▸ Written request: Count the lines below that contain the word "with" and give only that number.

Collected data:
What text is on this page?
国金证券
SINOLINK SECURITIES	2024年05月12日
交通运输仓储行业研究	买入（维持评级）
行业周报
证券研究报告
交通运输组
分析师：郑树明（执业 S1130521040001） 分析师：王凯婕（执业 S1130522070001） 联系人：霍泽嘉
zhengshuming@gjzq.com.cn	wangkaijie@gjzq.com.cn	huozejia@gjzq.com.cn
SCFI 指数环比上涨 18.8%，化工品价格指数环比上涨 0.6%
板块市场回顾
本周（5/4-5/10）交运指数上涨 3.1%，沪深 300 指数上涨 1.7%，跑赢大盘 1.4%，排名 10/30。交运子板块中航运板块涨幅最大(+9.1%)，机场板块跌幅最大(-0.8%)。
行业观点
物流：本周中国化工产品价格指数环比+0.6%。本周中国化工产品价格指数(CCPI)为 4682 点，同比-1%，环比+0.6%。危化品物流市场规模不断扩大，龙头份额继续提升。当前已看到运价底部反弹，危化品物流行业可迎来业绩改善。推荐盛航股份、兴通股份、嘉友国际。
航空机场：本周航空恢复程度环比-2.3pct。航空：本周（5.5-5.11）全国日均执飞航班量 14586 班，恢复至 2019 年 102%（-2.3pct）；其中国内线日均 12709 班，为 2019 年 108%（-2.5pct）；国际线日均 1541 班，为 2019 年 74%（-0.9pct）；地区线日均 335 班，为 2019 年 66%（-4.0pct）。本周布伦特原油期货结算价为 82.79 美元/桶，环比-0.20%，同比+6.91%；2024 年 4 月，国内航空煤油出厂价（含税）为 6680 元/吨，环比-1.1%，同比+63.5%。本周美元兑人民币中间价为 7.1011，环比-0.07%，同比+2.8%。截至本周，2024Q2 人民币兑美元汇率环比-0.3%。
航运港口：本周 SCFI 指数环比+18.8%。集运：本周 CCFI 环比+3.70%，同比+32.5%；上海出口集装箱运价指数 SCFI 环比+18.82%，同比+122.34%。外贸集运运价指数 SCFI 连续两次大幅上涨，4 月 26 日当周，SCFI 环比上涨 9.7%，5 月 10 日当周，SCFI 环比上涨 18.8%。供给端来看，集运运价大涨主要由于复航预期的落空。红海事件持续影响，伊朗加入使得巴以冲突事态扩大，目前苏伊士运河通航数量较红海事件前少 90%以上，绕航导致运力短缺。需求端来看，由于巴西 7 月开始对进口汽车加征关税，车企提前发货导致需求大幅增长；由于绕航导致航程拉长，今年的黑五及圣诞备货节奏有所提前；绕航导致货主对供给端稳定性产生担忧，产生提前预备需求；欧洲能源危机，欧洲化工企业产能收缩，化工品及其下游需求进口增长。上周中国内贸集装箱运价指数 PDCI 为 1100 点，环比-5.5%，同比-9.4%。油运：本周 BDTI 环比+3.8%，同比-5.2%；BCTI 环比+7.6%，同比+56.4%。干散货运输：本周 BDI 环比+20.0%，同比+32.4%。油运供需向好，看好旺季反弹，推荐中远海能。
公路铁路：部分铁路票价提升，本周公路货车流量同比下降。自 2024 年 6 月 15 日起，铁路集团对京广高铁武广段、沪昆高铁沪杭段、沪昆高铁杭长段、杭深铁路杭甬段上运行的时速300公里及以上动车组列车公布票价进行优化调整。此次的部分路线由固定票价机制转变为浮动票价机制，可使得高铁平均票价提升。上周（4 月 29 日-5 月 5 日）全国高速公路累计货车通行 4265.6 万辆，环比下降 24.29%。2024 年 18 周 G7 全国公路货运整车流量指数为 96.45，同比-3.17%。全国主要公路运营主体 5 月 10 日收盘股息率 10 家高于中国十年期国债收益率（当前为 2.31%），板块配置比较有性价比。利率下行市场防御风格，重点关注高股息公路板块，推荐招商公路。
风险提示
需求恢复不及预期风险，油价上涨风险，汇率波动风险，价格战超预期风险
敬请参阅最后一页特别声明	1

...

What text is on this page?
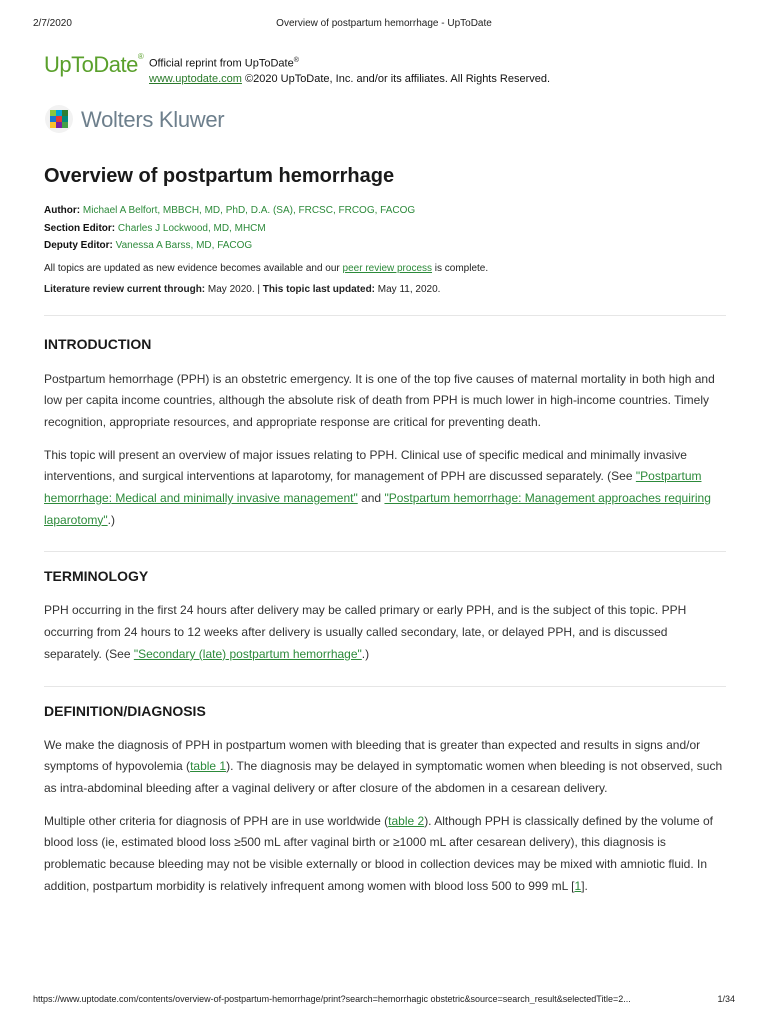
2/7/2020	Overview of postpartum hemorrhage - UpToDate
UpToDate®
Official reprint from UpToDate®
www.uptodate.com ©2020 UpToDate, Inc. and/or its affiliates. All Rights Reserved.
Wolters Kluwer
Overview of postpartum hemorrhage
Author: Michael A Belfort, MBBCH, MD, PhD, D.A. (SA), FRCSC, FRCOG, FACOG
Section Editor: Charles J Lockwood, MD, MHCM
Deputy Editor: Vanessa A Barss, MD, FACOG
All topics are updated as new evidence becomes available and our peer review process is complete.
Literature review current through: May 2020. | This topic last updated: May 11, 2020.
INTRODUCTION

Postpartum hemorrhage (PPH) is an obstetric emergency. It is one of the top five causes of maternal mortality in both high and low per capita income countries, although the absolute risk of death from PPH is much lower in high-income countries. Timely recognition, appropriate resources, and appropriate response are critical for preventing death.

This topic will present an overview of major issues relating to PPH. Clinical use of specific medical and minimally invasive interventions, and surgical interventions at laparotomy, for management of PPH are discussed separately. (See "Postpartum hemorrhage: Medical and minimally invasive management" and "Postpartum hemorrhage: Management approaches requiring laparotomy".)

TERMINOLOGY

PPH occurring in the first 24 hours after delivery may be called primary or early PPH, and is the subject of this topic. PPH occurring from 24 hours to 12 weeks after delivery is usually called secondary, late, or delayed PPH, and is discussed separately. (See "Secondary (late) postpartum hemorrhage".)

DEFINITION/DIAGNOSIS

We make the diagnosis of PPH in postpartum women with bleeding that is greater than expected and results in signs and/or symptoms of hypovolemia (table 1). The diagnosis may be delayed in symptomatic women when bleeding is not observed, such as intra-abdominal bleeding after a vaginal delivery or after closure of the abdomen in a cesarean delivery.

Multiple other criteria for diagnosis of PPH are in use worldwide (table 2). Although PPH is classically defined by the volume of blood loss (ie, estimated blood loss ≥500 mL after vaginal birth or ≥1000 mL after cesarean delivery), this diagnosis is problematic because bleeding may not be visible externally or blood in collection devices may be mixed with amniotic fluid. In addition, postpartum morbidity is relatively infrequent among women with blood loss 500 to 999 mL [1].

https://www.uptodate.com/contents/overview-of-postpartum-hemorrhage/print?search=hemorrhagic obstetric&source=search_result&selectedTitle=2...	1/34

▸ Output for this exercise: 2